--- Start of Available data ---
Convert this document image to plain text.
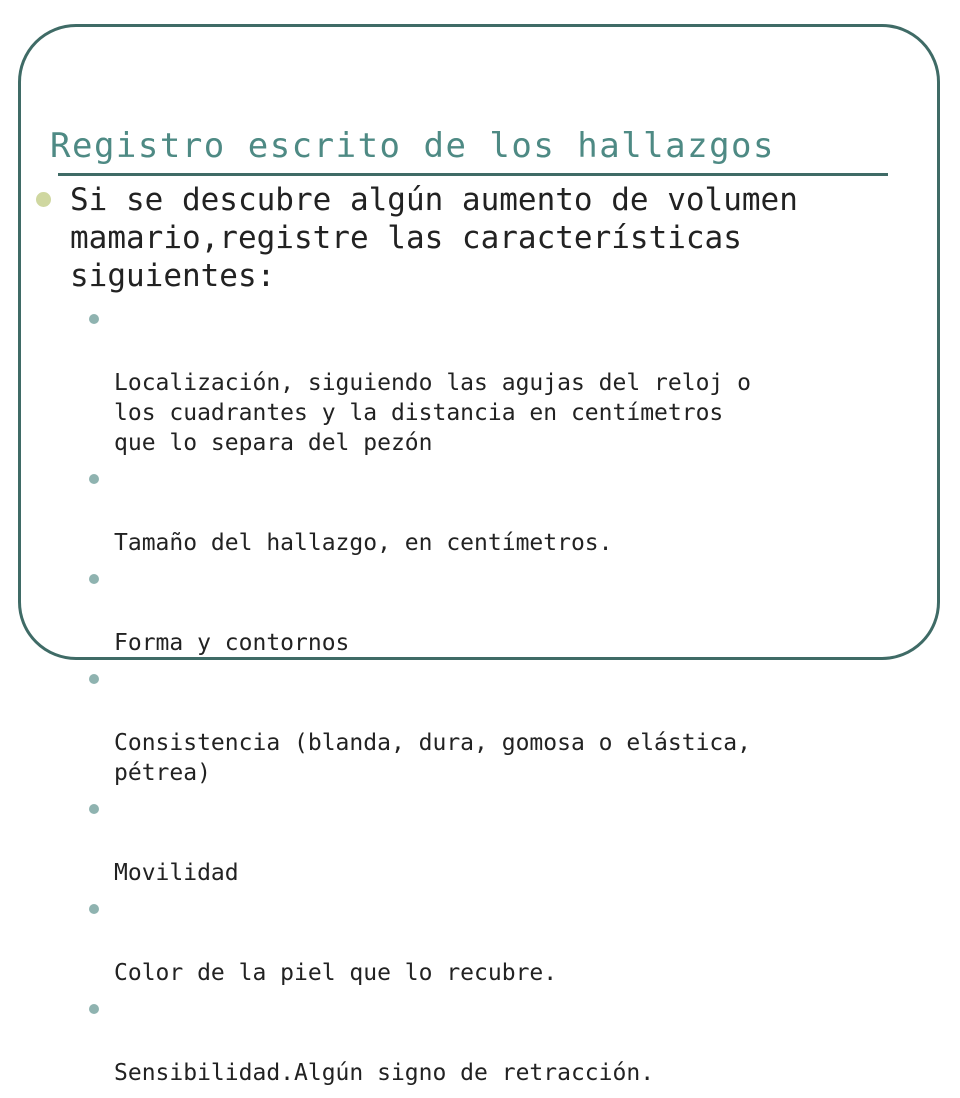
Registro escrito de los hallazgos
Si se descubre algún aumento de volumen
mamario,registre las características
siguientes:

Localización, siguiendo las agujas del reloj o
los cuadrantes y la distancia en centímetros
que lo separa del pezón

Tamaño del hallazgo, en centímetros.

Forma y contornos

Consistencia (blanda, dura, gomosa o elástica,
pétrea)

Movilidad

Color de la piel que lo recubre.

Sensibilidad.Algún signo de retracción.
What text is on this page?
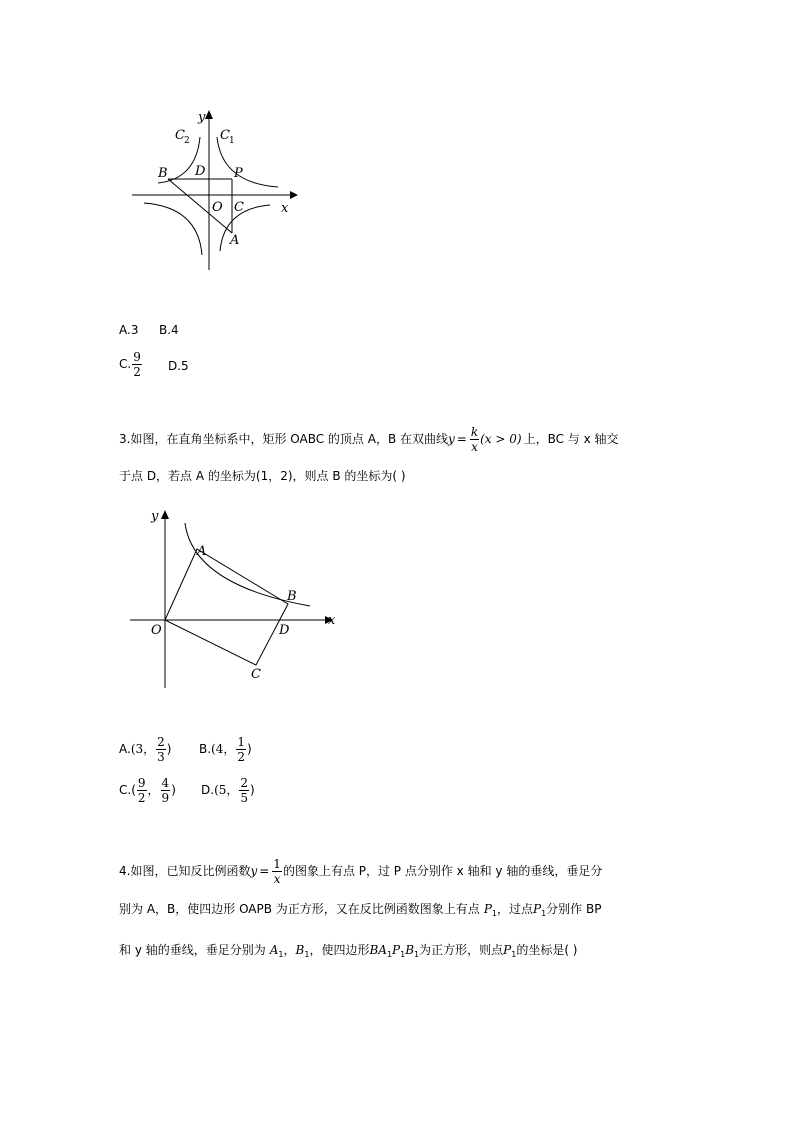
y
x
C 2 C 1
B D P
O C
A
A.3 B.4
C. $\frac{9}{2} D.5$
3.如图，在直角坐标系中，矩形 OABC 的顶点 A，B 在双曲线$y = \frac{k}{x} (x > 0)$ 上，BC 与 x 轴交
于点 D，若点 A 的坐标为(1，2)，则点 B 的坐标为( )
y
x
A
B
O	D
C
A.(3， $\frac{2}{3}$ ) B.(4， $\frac{1}{2}$ )
$C.( \frac{9}{2}$ ， $\frac{4}{9}$ ) D.(5， $\frac{2}{5}$ )
4.如图，已知反比例函数$y = \frac{1}{x}$ 的图象上有点 P，过 P 点分别作 x 轴和 y 轴的垂线，垂足分
别为 A，B，使四边形 OAPB 为正方形，又在反比例函数图象上有点 $P_1$，过点$P_1$分别作 BP
和 y 轴的垂线，垂足分别为 $A_1$，$B_1$，使四边形$BA_1P_1B_1$为正方形，则点$P_1$的坐标是( )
--- End of Available data ---
* **Written exercise**
Read the entries and show each line that mentions "text".

* **Solution to the exercise**
Convert this document image to plain text.
What text is on this page?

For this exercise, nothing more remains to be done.